[Source data]
============================================================

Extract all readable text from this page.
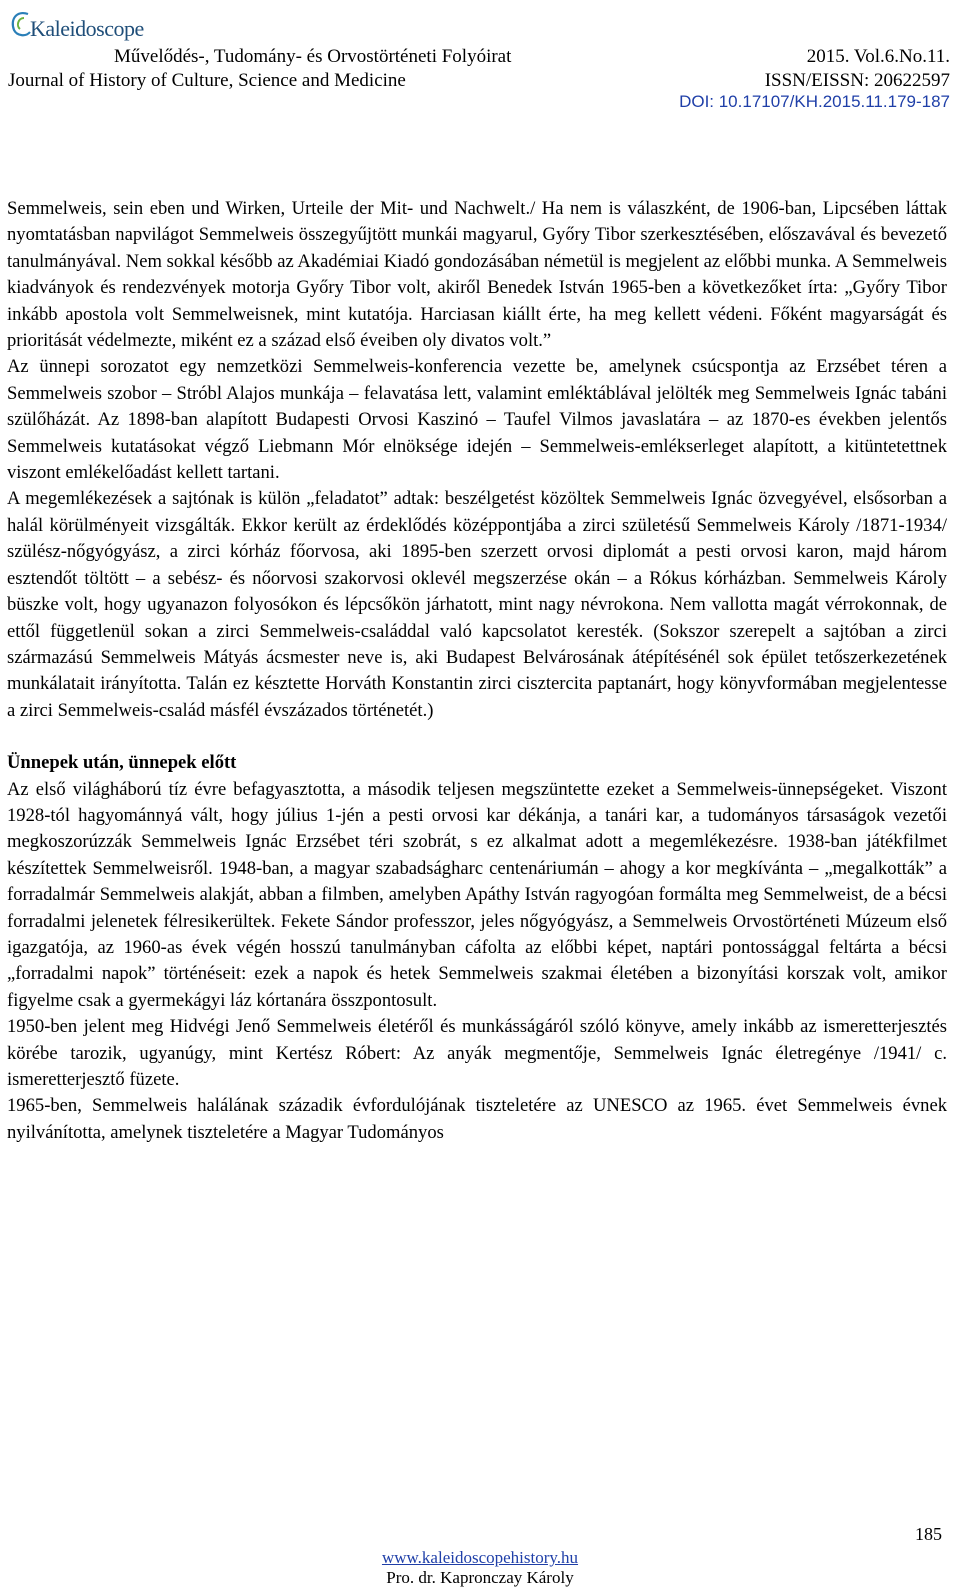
Kaleidoscope
Művelődés-, Tudomány- és Orvostörténeti Folyóirat	2015. Vol.6.No.11.
Journal of History of Culture, Science and Medicine	ISSN/EISSN: 20622597
DOI: 10.17107/KH.2015.11.179-187

Semmelweis, sein eben und Wirken, Urteile der Mit- und Nachwelt./ Ha nem is válaszként, de 1906-ban, Lipcsében láttak nyomtatásban napvilágot Semmelweis összegyűjtött munkái magyarul, Győry Tibor szerkesztésében, előszavával és bevezető tanulmányával. Nem sokkal később az Akadémiai Kiadó gondozásában németül is megjelent az előbbi munka. A Semmelweis kiadványok és rendezvények motorja Győry Tibor volt, akiről Benedek István 1965-ben a következőket írta: „Győry Tibor inkább apostola volt Semmelweisnek, mint kutatója. Harciasan kiállt érte, ha meg kellett védeni. Főként magyarságát és prioritását védelmezte, miként ez a század első éveiben oly divatos volt.”

Az ünnepi sorozatot egy nemzetközi Semmelweis-konferencia vezette be, amelynek csúcspontja az Erzsébet téren a Semmelweis szobor – Stróbl Alajos munkája – felavatása lett, valamint emléktáblával jelölték meg Semmelweis Ignác tabáni szülőházát. Az 1898-ban alapított Budapesti Orvosi Kaszinó – Taufel Vilmos javaslatára – az 1870-es években jelentős Semmelweis kutatásokat végző Liebmann Mór elnöksége idején – Semmelweis-emlékserleget alapított, a kitüntetettnek viszont emlékelőadást kellett tartani.

A megemlékezések a sajtónak is külön „feladatot” adtak: beszélgetést közöltek Semmelweis Ignác özvegyével, elsősorban a halál körülményeit vizsgálták. Ekkor került az érdeklődés középpontjába a zirci születésű Semmelweis Károly /1871-1934/ szülész-nőgyógyász, a zirci kórház főorvosa, aki 1895-ben szerzett orvosi diplomát a pesti orvosi karon, majd három esztendőt töltött – a sebész- és nőorvosi szakorvosi oklevél megszerzése okán – a Rókus kórházban. Semmelweis Károly büszke volt, hogy ugyanazon folyosókon és lépcsőkön járhatott, mint nagy névrokona. Nem vallotta magát vérrokonnak, de ettől függetlenül sokan a zirci Semmelweis-családdal való kapcsolatot keresték. (Sokszor szerepelt a sajtóban a zirci származású Semmelweis Mátyás ácsmester neve is, aki Budapest Belvárosának átépítésénél sok épület tetőszerkezetének munkálatait irányította. Talán ez késztette Horváth Konstantin zirci cisztercita paptanárt, hogy könyvformában megjelentesse a zirci Semmelweis-család másfél évszázados történetét.)

Ünnepek után, ünnepek előtt

Az első világháború tíz évre befagyasztotta, a második teljesen megszüntette ezeket a Semmelweis-ünnepségeket. Viszont 1928-tól hagyománnyá vált, hogy július 1-jén a pesti orvosi kar dékánja, a tanári kar, a tudományos társaságok vezetői megkoszorúzzák Semmelweis Ignác Erzsébet téri szobrát, s ez alkalmat adott a megemlékezésre. 1938-ban játékfilmet készítettek Semmelweisről. 1948-ban, a magyar szabadságharc centenáriumán – ahogy a kor megkívánta – „megalkották” a forradalmár Semmelweis alakját, abban a filmben, amelyben Apáthy István ragyogóan formálta meg Semmelweist, de a bécsi forradalmi jelenetek félresikerültek. Fekete Sándor professzor, jeles nőgyógyász, a Semmelweis Orvostörténeti Múzeum első igazgatója, az 1960-as évek végén hosszú tanulmányban cáfolta az előbbi képet, naptári pontossággal feltárta a bécsi „forradalmi napok” történéseit: ezek a napok és hetek Semmelweis szakmai életében a bizonyítási korszak volt, amikor figyelme csak a gyermekágyi láz kórtanára összpontosult.

1950-ben jelent meg Hidvégi Jenő Semmelweis életéről és munkásságáról szóló könyve, amely inkább az ismeretterjesztés körébe tarozik, ugyanúgy, mint Kertész Róbert: Az anyák megmentője, Semmelweis Ignác életregénye /1941/ c. ismeretterjesztő füzete.

1965-ben, Semmelweis halálának századik évfordulójának tiszteletére az UNESCO az 1965. évet Semmelweis évnek nyilvánította, amelynek tiszteletére a Magyar Tudományos

185
www.kaleidoscopehistory.hu
Pro. dr. Kapronczay Károly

============================================================

[Problem requirements] All of the entries above should be duplicated exactly, except for the pictures.

[Answer for the task]
Extract all readable text from this page.
Kaleidoscope
Művelődés-, Tudomány- és Orvostörténeti Folyóirat	2015. Vol.6.No.11.
Journal of History of Culture, Science and Medicine	ISSN/EISSN: 20622597
DOI: 10.17107/KH.2015.11.179-187

Semmelweis, sein eben und Wirken, Urteile der Mit- und Nachwelt./ Ha nem is válaszként, de 1906-ban, Lipcsében láttak nyomtatásban napvilágot Semmelweis összegyűjtött munkái magyarul, Győry Tibor szerkesztésében, előszavával és bevezető tanulmányával. Nem sokkal később az Akadémiai Kiadó gondozásában németül is megjelent az előbbi munka. A Semmelweis kiadványok és rendezvények motorja Győry Tibor volt, akiről Benedek István 1965-ben a következőket írta: „Győry Tibor inkább apostola volt Semmelweisnek, mint kutatója. Harciasan kiállt érte, ha meg kellett védeni. Főként magyarságát és prioritását védelmezte, miként ez a század első éveiben oly divatos volt.”

Az ünnepi sorozatot egy nemzetközi Semmelweis-konferencia vezette be, amelynek csúcspontja az Erzsébet téren a Semmelweis szobor – Stróbl Alajos munkája – felavatása lett, valamint emléktáblával jelölték meg Semmelweis Ignác tabáni szülőházát. Az 1898-ban alapított Budapesti Orvosi Kaszinó – Taufel Vilmos javaslatára – az 1870-es években jelentős Semmelweis kutatásokat végző Liebmann Mór elnöksége idején – Semmelweis-emlékserleget alapított, a kitüntetettnek viszont emlékelőadást kellett tartani.

A megemlékezések a sajtónak is külön „feladatot” adtak: beszélgetést közöltek Semmelweis Ignác özvegyével, elsősorban a halál körülményeit vizsgálták. Ekkor került az érdeklődés középpontjába a zirci születésű Semmelweis Károly /1871-1934/ szülész-nőgyógyász, a zirci kórház főorvosa, aki 1895-ben szerzett orvosi diplomát a pesti orvosi karon, majd három esztendőt töltött – a sebész- és nőorvosi szakorvosi oklevél megszerzése okán – a Rókus kórházban. Semmelweis Károly büszke volt, hogy ugyanazon folyosókon és lépcsőkön járhatott, mint nagy névrokona. Nem vallotta magát vérrokonnak, de ettől függetlenül sokan a zirci Semmelweis-családdal való kapcsolatot keresték. (Sokszor szerepelt a sajtóban a zirci származású Semmelweis Mátyás ácsmester neve is, aki Budapest Belvárosának átépítésénél sok épület tetőszerkezetének munkálatait irányította. Talán ez késztette Horváth Konstantin zirci cisztercita paptanárt, hogy könyvformában megjelentesse a zirci Semmelweis-család másfél évszázados történetét.)

Ünnepek után, ünnepek előtt

Az első világháború tíz évre befagyasztotta, a második teljesen megszüntette ezeket a Semmelweis-ünnepségeket. Viszont 1928-tól hagyománnyá vált, hogy július 1-jén a pesti orvosi kar dékánja, a tanári kar, a tudományos társaságok vezetői megkoszorúzzák Semmelweis Ignác Erzsébet téri szobrát, s ez alkalmat adott a megemlékezésre. 1938-ban játékfilmet készítettek Semmelweisről. 1948-ban, a magyar szabadságharc centenáriumán – ahogy a kor megkívánta – „megalkották” a forradalmár Semmelweis alakját, abban a filmben, amelyben Apáthy István ragyogóan formálta meg Semmelweist, de a bécsi forradalmi jelenetek félresikerültek. Fekete Sándor professzor, jeles nőgyógyász, a Semmelweis Orvostörténeti Múzeum első igazgatója, az 1960-as évek végén hosszú tanulmányban cáfolta az előbbi képet, naptári pontossággal feltárta a bécsi „forradalmi napok” történéseit: ezek a napok és hetek Semmelweis szakmai életében a bizonyítási korszak volt, amikor figyelme csak a gyermekágyi láz kórtanára összpontosult.

1950-ben jelent meg Hidvégi Jenő Semmelweis életéről és munkásságáról szóló könyve, amely inkább az ismeretterjesztés körébe tarozik, ugyanúgy, mint Kertész Róbert: Az anyák megmentője, Semmelweis Ignác életregénye /1941/ c. ismeretterjesztő füzete.

1965-ben, Semmelweis halálának századik évfordulójának tiszteletére az UNESCO az 1965. évet Semmelweis évnek nyilvánította, amelynek tiszteletére a Magyar Tudományos

185
www.kaleidoscopehistory.hu
Pro. dr. Kapronczay Károly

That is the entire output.